EXERCISE DIRECTIONS >>
Take the data that follows and retype it word for word.

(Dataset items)

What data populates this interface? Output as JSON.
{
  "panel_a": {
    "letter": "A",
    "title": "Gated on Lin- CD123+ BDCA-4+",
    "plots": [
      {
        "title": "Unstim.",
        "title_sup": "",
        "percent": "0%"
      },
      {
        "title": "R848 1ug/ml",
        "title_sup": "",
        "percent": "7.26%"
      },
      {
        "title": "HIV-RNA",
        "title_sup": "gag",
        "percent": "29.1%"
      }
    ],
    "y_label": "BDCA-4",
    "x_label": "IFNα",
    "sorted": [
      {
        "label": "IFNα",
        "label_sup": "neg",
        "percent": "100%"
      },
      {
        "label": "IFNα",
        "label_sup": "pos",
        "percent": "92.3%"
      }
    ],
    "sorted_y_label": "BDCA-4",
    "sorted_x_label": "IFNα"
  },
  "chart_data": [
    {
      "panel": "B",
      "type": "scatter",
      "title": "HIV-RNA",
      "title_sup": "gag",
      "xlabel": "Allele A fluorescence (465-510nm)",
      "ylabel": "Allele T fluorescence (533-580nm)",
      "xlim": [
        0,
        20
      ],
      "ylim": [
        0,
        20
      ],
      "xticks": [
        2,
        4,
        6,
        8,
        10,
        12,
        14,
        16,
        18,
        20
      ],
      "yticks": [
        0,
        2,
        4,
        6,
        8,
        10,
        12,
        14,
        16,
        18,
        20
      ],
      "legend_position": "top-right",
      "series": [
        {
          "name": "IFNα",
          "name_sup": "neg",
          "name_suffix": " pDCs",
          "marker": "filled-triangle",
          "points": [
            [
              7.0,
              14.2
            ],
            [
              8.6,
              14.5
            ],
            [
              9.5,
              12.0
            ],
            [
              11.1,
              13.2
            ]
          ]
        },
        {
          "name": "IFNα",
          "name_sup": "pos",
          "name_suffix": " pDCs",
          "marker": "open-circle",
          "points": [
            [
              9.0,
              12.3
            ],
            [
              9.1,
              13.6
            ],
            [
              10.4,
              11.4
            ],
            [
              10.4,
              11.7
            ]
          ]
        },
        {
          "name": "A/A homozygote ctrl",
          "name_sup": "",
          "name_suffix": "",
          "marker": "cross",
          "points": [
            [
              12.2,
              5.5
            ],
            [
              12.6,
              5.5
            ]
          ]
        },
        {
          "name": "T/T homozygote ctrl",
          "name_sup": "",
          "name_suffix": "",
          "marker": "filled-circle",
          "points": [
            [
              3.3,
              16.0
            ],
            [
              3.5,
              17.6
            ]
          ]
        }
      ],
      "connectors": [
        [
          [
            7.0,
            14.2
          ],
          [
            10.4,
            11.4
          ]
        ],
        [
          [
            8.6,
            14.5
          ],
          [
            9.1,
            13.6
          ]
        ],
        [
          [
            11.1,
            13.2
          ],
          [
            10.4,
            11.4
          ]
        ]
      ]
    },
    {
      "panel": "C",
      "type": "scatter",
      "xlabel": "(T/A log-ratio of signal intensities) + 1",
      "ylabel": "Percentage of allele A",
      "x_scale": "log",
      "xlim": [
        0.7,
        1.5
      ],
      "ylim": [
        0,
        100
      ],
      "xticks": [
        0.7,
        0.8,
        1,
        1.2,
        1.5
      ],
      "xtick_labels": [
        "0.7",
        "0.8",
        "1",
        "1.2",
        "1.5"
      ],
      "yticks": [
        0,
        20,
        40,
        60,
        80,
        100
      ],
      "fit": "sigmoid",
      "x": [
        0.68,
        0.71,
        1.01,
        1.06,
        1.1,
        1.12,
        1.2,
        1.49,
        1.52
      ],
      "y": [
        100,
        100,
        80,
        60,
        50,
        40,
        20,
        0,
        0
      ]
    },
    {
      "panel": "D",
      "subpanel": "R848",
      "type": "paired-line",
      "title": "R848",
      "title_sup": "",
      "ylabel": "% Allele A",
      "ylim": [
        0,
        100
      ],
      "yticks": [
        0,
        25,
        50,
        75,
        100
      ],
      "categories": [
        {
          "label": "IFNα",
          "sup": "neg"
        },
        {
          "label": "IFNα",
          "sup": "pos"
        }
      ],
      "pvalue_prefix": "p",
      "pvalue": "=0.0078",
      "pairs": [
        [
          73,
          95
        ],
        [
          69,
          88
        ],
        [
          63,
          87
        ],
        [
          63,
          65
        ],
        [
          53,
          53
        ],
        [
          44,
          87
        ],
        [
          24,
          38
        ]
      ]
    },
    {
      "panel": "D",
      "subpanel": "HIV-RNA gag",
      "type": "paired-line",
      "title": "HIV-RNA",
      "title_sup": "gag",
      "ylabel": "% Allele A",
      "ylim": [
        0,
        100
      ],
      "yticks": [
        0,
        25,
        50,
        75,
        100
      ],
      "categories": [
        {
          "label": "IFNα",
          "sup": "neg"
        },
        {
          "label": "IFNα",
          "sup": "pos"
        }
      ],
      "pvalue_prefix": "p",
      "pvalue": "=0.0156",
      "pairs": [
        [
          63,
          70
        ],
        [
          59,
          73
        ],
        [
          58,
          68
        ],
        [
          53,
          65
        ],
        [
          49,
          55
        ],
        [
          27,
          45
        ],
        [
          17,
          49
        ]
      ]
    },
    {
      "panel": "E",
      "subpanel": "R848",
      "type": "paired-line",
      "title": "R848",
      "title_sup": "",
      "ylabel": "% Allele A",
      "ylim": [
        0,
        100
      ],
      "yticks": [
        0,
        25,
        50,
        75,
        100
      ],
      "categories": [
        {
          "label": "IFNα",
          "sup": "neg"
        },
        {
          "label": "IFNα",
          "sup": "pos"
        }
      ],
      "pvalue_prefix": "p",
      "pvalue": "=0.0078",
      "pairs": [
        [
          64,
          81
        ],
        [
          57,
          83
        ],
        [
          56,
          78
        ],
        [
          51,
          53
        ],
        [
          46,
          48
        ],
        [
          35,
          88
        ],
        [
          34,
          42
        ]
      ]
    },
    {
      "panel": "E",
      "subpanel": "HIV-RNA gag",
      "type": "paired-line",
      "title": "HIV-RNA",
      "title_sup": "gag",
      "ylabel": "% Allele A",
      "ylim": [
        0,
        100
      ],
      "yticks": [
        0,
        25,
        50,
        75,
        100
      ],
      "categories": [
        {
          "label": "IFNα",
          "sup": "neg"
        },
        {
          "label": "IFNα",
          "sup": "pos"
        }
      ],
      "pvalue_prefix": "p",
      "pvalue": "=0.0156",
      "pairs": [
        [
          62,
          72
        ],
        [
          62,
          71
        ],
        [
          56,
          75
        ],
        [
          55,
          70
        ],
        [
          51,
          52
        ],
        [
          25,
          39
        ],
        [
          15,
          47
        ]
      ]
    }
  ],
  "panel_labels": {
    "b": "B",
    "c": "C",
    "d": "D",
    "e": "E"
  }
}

THE ANSWER >>
What data populates this interface? Output as JSON.
{
  "panel_a": {
    "letter": "A",
    "title": "Gated on Lin- CD123+ BDCA-4+",
    "plots": [
      {
        "title": "Unstim.",
        "title_sup": "",
        "percent": "0%"
      },
      {
        "title": "R848 1ug/ml",
        "title_sup": "",
        "percent": "7.26%"
      },
      {
        "title": "HIV-RNA",
        "title_sup": "gag",
        "percent": "29.1%"
      }
    ],
    "y_label": "BDCA-4",
    "x_label": "IFNα",
    "sorted": [
      {
        "label": "IFNα",
        "label_sup": "neg",
        "percent": "100%"
      },
      {
        "label": "IFNα",
        "label_sup": "pos",
        "percent": "92.3%"
      }
    ],
    "sorted_y_label": "BDCA-4",
    "sorted_x_label": "IFNα"
  },
  "chart_data": [
    {
      "panel": "B",
      "type": "scatter",
      "title": "HIV-RNA",
      "title_sup": "gag",
      "xlabel": "Allele A fluorescence (465-510nm)",
      "ylabel": "Allele T fluorescence (533-580nm)",
      "xlim": [
        0,
        20
      ],
      "ylim": [
        0,
        20
      ],
      "xticks": [
        2,
        4,
        6,
        8,
        10,
        12,
        14,
        16,
        18,
        20
      ],
      "yticks": [
        0,
        2,
        4,
        6,
        8,
        10,
        12,
        14,
        16,
        18,
        20
      ],
      "legend_position": "top-right",
      "series": [
        {
          "name": "IFNα",
          "name_sup": "neg",
          "name_suffix": " pDCs",
          "marker": "filled-triangle",
          "points": [
            [
              7.0,
              14.2
            ],
            [
              8.6,
              14.5
            ],
            [
              9.5,
              12.0
            ],
            [
              11.1,
              13.2
            ]
          ]
        },
        {
          "name": "IFNα",
          "name_sup": "pos",
          "name_suffix": " pDCs",
          "marker": "open-circle",
          "points": [
            [
              9.0,
              12.3
            ],
            [
              9.1,
              13.6
            ],
            [
              10.4,
              11.4
            ],
            [
              10.4,
              11.7
            ]
          ]
        },
        {
          "name": "A/A homozygote ctrl",
          "name_sup": "",
          "name_suffix": "",
          "marker": "cross",
          "points": [
            [
              12.2,
              5.5
            ],
            [
              12.6,
              5.5
            ]
          ]
        },
        {
          "name": "T/T homozygote ctrl",
          "name_sup": "",
          "name_suffix": "",
          "marker": "filled-circle",
          "points": [
            [
              3.3,
              16.0
            ],
            [
              3.5,
              17.6
            ]
          ]
        }
      ],
      "connectors": [
        [
          [
            7.0,
            14.2
          ],
          [
            10.4,
            11.4
          ]
        ],
        [
          [
            8.6,
            14.5
          ],
          [
            9.1,
            13.6
          ]
        ],
        [
          [
            11.1,
            13.2
          ],
          [
            10.4,
            11.4
          ]
        ]
      ]
    },
    {
      "panel": "C",
      "type": "scatter",
      "xlabel": "(T/A log-ratio of signal intensities) + 1",
      "ylabel": "Percentage of allele A",
      "x_scale": "log",
      "xlim": [
        0.7,
        1.5
      ],
      "ylim": [
        0,
        100
      ],
      "xticks": [
        0.7,
        0.8,
        1,
        1.2,
        1.5
      ],
      "xtick_labels": [
        "0.7",
        "0.8",
        "1",
        "1.2",
        "1.5"
      ],
      "yticks": [
        0,
        20,
        40,
        60,
        80,
        100
      ],
      "fit": "sigmoid",
      "x": [
        0.68,
        0.71,
        1.01,
        1.06,
        1.1,
        1.12,
        1.2,
        1.49,
        1.52
      ],
      "y": [
        100,
        100,
        80,
        60,
        50,
        40,
        20,
        0,
        0
      ]
    },
    {
      "panel": "D",
      "subpanel": "R848",
      "type": "paired-line",
      "title": "R848",
      "title_sup": "",
      "ylabel": "% Allele A",
      "ylim": [
        0,
        100
      ],
      "yticks": [
        0,
        25,
        50,
        75,
        100
      ],
      "categories": [
        {
          "label": "IFNα",
          "sup": "neg"
        },
        {
          "label": "IFNα",
          "sup": "pos"
        }
      ],
      "pvalue_prefix": "p",
      "pvalue": "=0.0078",
      "pairs": [
        [
          73,
          95
        ],
        [
          69,
          88
        ],
        [
          63,
          87
        ],
        [
          63,
          65
        ],
        [
          53,
          53
        ],
        [
          44,
          87
        ],
        [
          24,
          38
        ]
      ]
    },
    {
      "panel": "D",
      "subpanel": "HIV-RNA gag",
      "type": "paired-line",
      "title": "HIV-RNA",
      "title_sup": "gag",
      "ylabel": "% Allele A",
      "ylim": [
        0,
        100
      ],
      "yticks": [
        0,
        25,
        50,
        75,
        100
      ],
      "categories": [
        {
          "label": "IFNα",
          "sup": "neg"
        },
        {
          "label": "IFNα",
          "sup": "pos"
        }
      ],
      "pvalue_prefix": "p",
      "pvalue": "=0.0156",
      "pairs": [
        [
          63,
          70
        ],
        [
          59,
          73
        ],
        [
          58,
          68
        ],
        [
          53,
          65
        ],
        [
          49,
          55
        ],
        [
          27,
          45
        ],
        [
          17,
          49
        ]
      ]
    },
    {
      "panel": "E",
      "subpanel": "R848",
      "type": "paired-line",
      "title": "R848",
      "title_sup": "",
      "ylabel": "% Allele A",
      "ylim": [
        0,
        100
      ],
      "yticks": [
        0,
        25,
        50,
        75,
        100
      ],
      "categories": [
        {
          "label": "IFNα",
          "sup": "neg"
        },
        {
          "label": "IFNα",
          "sup": "pos"
        }
      ],
      "pvalue_prefix": "p",
      "pvalue": "=0.0078",
      "pairs": [
        [
          64,
          81
        ],
        [
          57,
          83
        ],
        [
          56,
          78
        ],
        [
          51,
          53
        ],
        [
          46,
          48
        ],
        [
          35,
          88
        ],
        [
          34,
          42
        ]
      ]
    },
    {
      "panel": "E",
      "subpanel": "HIV-RNA gag",
      "type": "paired-line",
      "title": "HIV-RNA",
      "title_sup": "gag",
      "ylabel": "% Allele A",
      "ylim": [
        0,
        100
      ],
      "yticks": [
        0,
        25,
        50,
        75,
        100
      ],
      "categories": [
        {
          "label": "IFNα",
          "sup": "neg"
        },
        {
          "label": "IFNα",
          "sup": "pos"
        }
      ],
      "pvalue_prefix": "p",
      "pvalue": "=0.0156",
      "pairs": [
        [
          62,
          72
        ],
        [
          62,
          71
        ],
        [
          56,
          75
        ],
        [
          55,
          70
        ],
        [
          51,
          52
        ],
        [
          25,
          39
        ],
        [
          15,
          47
        ]
      ]
    }
  ],
  "panel_labels": {
    "b": "B",
    "c": "C",
    "d": "D",
    "e": "E"
  }
}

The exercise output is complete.